#### DO THIS:
Locate all lines in the data below that hold "JSON" and show them.

Items from a dataset:
## BEGIN

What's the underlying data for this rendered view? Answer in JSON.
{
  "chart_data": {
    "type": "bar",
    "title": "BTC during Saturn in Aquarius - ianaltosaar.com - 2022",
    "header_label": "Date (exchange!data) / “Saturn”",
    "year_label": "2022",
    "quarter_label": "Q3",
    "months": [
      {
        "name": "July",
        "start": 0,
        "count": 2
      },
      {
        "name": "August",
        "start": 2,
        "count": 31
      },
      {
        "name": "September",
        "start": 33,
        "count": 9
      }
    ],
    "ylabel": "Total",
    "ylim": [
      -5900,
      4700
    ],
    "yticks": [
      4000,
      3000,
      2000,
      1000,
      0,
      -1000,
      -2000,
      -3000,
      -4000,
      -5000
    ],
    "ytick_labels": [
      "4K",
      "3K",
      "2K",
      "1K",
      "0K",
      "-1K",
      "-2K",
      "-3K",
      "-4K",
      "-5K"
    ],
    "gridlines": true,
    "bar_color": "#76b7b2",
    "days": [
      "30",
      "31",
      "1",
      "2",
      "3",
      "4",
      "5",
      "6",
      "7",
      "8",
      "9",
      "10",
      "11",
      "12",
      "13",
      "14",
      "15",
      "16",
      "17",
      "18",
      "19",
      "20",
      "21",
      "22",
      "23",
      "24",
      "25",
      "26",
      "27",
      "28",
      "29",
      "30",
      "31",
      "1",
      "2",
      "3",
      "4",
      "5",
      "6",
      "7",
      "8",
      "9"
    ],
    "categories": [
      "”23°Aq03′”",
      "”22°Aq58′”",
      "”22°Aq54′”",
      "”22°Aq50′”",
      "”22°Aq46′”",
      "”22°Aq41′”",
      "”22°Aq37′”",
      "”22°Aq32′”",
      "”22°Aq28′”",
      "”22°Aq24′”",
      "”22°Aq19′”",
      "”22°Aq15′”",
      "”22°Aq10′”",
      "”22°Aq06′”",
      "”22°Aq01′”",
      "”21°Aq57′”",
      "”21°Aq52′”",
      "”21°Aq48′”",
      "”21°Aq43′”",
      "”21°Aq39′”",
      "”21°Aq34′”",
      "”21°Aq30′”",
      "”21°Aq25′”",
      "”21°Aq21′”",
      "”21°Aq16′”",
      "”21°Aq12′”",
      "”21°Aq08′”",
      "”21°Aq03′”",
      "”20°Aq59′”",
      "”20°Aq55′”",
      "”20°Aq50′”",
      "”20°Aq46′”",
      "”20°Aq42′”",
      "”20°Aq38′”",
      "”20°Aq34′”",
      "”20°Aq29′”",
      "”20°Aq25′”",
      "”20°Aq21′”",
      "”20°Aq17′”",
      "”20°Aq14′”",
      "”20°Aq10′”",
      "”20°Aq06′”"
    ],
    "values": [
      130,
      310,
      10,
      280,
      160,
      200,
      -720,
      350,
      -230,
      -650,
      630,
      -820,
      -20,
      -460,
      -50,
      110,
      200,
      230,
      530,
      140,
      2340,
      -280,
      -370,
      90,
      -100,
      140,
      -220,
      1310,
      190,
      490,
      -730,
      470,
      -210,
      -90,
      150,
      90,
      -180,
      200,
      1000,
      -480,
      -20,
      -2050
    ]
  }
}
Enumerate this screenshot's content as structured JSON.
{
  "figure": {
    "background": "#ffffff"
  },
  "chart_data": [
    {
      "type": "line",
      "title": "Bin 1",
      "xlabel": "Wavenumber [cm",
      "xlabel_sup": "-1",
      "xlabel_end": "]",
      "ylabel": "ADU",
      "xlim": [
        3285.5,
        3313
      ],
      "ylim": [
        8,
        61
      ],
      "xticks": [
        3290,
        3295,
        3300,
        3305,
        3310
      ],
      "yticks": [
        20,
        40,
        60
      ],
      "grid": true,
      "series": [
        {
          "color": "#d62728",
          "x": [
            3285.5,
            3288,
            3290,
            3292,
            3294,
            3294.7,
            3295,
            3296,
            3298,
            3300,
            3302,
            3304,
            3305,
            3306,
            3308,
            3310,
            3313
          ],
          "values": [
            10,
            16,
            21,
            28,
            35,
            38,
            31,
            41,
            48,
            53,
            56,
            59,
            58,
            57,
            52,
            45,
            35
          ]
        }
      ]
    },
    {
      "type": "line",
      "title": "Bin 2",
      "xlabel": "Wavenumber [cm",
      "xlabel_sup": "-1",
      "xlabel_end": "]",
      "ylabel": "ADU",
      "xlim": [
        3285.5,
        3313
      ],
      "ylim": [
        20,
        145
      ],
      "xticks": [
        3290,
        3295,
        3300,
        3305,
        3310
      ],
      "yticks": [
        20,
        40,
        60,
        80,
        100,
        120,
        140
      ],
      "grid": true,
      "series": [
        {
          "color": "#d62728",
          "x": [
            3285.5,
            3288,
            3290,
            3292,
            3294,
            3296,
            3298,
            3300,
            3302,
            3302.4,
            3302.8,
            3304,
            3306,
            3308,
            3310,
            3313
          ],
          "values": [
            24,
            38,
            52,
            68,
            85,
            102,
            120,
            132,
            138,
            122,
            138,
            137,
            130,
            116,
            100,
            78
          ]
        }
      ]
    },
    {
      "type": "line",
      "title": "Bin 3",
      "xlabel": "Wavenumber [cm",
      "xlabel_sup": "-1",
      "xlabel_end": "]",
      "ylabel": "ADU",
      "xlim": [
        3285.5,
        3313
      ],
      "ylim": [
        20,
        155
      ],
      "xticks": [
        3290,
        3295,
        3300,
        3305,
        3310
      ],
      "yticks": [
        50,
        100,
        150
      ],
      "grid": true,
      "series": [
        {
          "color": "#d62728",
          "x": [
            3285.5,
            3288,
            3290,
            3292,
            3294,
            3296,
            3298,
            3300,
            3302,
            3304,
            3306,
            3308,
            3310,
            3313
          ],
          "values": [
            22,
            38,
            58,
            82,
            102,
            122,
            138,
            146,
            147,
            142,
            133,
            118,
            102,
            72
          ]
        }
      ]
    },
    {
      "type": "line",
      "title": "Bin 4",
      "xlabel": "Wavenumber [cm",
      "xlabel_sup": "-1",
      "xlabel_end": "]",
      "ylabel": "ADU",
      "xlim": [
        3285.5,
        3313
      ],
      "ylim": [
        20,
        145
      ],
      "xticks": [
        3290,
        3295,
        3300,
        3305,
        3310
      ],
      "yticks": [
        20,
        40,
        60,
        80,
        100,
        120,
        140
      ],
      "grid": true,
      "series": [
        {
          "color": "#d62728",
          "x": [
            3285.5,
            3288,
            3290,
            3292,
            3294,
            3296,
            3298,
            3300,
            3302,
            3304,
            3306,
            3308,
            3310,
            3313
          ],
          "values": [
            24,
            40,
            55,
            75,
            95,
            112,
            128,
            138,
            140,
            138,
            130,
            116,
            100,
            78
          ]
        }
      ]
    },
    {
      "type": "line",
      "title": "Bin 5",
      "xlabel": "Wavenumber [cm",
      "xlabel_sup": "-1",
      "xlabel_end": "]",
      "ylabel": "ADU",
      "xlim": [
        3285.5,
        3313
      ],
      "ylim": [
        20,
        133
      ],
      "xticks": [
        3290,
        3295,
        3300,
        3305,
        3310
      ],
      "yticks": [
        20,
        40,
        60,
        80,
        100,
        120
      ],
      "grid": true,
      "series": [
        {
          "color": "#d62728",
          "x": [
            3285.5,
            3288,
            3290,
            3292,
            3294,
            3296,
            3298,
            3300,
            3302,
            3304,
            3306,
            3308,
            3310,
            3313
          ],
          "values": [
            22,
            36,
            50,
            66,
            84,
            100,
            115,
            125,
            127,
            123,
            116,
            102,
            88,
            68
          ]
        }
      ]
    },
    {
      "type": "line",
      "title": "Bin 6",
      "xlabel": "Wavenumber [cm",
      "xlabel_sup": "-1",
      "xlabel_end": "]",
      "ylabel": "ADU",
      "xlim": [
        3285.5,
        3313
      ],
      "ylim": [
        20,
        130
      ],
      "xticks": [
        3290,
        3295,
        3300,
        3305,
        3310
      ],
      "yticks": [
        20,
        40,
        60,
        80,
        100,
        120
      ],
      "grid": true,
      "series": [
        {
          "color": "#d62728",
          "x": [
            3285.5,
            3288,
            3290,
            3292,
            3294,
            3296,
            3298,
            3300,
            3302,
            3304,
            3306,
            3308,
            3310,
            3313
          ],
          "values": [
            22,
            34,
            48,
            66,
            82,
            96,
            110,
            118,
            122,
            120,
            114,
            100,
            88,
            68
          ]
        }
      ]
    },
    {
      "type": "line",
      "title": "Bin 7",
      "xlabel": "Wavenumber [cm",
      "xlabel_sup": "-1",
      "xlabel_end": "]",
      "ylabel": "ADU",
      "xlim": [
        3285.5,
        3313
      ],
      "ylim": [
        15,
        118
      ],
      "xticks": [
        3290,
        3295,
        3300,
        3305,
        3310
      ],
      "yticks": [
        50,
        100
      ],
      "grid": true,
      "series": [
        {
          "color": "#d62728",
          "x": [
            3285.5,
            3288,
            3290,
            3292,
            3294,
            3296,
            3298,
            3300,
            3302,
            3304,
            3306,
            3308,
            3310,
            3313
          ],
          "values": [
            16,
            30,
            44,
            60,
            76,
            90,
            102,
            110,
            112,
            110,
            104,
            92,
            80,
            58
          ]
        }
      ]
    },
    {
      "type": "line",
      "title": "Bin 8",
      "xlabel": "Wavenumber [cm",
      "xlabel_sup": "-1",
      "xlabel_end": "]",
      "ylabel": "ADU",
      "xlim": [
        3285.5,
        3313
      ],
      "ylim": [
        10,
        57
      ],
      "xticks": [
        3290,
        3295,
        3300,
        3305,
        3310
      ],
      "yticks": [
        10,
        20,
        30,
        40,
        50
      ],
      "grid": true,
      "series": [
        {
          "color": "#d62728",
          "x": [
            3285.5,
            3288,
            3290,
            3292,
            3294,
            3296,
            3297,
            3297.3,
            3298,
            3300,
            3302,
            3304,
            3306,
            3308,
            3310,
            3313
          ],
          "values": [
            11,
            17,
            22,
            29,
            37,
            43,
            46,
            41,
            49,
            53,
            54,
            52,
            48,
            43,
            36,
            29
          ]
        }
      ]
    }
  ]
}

## END

#### EXPECTED ANSWER:
What's the underlying data for this rendered view? Answer in JSON.
Enumerate this screenshot's content as structured JSON.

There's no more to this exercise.